(Data entries)
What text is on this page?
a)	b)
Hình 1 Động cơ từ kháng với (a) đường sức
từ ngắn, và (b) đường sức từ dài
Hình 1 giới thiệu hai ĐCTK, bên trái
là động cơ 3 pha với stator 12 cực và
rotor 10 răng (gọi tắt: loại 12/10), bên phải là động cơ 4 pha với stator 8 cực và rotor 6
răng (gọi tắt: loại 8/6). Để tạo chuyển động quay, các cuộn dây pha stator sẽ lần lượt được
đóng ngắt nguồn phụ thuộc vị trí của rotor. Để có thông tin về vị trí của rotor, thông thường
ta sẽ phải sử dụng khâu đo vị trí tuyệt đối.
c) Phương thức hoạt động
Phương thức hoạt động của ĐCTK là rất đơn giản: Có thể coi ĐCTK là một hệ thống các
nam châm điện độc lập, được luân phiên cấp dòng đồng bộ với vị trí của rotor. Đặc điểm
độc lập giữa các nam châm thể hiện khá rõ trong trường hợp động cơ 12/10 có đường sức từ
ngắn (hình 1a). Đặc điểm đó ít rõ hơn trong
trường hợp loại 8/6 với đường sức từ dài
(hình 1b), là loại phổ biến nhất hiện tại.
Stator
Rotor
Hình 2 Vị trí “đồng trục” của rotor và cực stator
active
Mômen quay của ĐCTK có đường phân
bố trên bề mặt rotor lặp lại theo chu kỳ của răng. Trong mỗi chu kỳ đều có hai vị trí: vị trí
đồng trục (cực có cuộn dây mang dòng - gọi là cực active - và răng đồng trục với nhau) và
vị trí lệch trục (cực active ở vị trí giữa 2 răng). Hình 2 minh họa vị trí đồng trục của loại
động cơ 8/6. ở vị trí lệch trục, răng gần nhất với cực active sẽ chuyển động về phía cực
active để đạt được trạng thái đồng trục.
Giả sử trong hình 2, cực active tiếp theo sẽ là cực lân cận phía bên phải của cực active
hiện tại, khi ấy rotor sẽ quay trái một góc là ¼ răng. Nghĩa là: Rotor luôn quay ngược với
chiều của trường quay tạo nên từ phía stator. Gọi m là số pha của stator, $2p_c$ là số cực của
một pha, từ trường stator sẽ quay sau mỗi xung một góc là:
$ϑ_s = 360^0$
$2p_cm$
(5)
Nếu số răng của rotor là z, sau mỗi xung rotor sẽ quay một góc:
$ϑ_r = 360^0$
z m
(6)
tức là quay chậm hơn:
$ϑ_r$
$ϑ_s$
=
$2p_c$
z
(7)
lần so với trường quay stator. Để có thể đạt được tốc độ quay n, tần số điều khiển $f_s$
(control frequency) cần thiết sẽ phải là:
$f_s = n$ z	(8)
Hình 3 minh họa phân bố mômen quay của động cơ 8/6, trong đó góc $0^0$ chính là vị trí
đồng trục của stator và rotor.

» DO THIS
Pull out all lines containing the word "theo" from the entries above.

» TASK OUTPUT
bố trên bề mặt rotor lặp lại theo chu kỳ của răng. Trong mỗi chu kỳ đều có hai vị trí: vị trí
Giả sử trong hình 2, cực active tiếp theo sẽ là cực lân cận phía bên phải của cực active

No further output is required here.